• _PAGE_:
Divine Immensity
As already hinted at, in our little excursion into Calvin’s method in the Institutes, we may also conceive of this divine attribute in terms of the “spirituality” of God. Here also we can think of the place of the omnipresence of God and his relation to the universe in general. This will also be the best place to weigh in the balance the claims of deism and pantheism. But the words we will look at here—spirituality and immensity—are not strict synonyms. One is the positive essence behind his immateriality, whereas the other regards the limitlessness of his personal presence and, we might even say, pervasiveness of his being.
Defining the “Where-ness” of God
Immensity belongs to God in his essence, whereas omnipresence is this same attribute in relation to creatures in space and time. Turretin says, “When God is said to ascend or descend, to go away or to come … it is not said with respect to his essence, but only to the absence or presence of his divine operations” [1]. So divine immensity is not the superlative extension of a principle of bodies, just as infinity is not the superlative dimension of a finite series of anything. Rather it is the fullness of spirit. The word used for spirit in both Hebrew (רוּחַ) and Greek (πνεῦμα) is the word for “breath” or “wind.” The imagery used to compare the Holy Spirit to wind, by Jesus, in John 3 is very illustrative for our purposes: “you hear its sound, but you do not know where it comes from or where it goes” (v. 8). We could extend the metaphor to include seeing the effects of wind. However its substance is itself invisible.
Putting the concept of spirituality together with the concept of infinity, we are arrive at omnipresence only by relating that fullness of divine being to the creature. But some other things must be ruled out. So Hodge adds, “This of course is not to be understood of [as] extension or diffusion. Extension is a property of matter, and cannot be predicated of God. If extended, He would be capable of division and separation; and part of God would be here, and part elsewhere” [2].
The question does not concern either “the presence of power and operation” or “the various modes of special divine presence,” such as in the Incarnation. No party denies these. The question is whether God’s essence is present everywhere. Of course he is present in power by providence. Likewise he is present in knowledge as he sees all things. But following from divine simplicity, we maintain that all that is in God is everywhere present. Since all that is in God is without limitation, it follows that the mode of divine omnipresence cannot share any mode that limits. This is why, incidentally, omnipresence does not “crowd out” any other presence, for all others are precisely instances of limited presence: whether that limit be of space, time, knowledge, or power. It is also why we need not posit that these are God’s energies, rather than essence, since there is no plural of “these” to begin with. If omnipresence is a divine attribute, then it is simple and one with the whole of God’s essence.

• _TASK SET_:
1. The essay on divine immensity names the kinds of limit that mark every presence other than God's omnipresence. List them.
2. Write out the rows below, starting with the first row and ending with the line that contains "series-line [677,650,1162,745]", including both of those lines.

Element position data
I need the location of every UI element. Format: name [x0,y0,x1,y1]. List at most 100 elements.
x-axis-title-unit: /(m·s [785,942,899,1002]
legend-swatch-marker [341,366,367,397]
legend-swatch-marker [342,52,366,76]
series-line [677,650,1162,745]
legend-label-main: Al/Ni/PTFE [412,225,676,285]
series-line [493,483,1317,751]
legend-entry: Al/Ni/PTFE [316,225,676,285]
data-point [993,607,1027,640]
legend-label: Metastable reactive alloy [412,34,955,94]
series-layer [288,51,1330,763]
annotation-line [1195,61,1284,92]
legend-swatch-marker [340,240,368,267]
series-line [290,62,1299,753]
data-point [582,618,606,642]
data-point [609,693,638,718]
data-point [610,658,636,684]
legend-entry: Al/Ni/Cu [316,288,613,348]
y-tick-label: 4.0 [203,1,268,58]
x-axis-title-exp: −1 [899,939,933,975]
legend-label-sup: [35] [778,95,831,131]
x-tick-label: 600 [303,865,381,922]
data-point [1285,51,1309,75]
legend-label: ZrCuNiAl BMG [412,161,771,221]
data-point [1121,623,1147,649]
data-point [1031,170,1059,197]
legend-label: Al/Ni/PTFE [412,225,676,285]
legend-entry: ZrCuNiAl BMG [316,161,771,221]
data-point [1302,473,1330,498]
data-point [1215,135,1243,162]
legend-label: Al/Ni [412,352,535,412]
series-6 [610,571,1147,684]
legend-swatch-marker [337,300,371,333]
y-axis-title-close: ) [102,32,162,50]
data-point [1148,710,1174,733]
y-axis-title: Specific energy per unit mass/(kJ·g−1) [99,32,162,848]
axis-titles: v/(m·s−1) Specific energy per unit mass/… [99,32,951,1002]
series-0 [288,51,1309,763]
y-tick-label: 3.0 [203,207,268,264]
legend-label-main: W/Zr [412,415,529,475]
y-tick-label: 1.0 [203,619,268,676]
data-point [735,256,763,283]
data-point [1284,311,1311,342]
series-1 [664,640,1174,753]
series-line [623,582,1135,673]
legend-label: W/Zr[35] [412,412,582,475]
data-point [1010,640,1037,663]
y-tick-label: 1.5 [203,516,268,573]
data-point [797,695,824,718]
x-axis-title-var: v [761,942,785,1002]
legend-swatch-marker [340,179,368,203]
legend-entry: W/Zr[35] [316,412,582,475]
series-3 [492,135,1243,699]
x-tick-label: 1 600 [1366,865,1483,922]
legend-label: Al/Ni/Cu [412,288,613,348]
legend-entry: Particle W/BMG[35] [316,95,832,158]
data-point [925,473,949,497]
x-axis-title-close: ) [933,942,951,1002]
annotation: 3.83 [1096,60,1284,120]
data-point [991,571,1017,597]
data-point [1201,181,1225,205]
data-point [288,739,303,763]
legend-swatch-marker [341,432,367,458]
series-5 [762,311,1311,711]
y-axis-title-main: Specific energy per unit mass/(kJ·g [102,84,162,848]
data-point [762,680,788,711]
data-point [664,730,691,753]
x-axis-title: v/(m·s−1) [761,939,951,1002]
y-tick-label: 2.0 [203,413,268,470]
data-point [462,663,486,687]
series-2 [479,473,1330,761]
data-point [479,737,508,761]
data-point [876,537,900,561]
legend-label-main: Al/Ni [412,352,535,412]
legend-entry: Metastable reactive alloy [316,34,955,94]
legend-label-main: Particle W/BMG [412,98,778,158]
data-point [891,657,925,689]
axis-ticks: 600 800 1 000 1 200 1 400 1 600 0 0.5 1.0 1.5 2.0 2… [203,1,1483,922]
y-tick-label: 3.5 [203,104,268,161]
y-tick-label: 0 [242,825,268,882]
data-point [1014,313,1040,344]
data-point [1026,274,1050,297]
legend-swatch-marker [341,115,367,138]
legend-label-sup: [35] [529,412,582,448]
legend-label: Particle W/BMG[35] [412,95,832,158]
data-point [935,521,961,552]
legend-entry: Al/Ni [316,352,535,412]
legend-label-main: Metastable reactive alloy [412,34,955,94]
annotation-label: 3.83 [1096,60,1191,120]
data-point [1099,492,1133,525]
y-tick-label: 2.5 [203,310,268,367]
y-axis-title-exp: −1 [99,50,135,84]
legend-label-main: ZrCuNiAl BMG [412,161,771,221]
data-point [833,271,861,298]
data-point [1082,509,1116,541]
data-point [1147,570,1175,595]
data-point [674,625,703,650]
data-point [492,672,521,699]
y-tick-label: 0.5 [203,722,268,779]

• _TASK-BY-TASK SOLUTIONS_:
1. Space, time, knowledge, power

2.
I need the location of every UI element. Format: name [x0,y0,x1,y1]. List at most 100 elements.
x-axis-title-unit: /(m·s [785,942,899,1002]
legend-swatch-marker [341,366,367,397]
legend-swatch-marker [342,52,366,76]
series-line [677,650,1162,745]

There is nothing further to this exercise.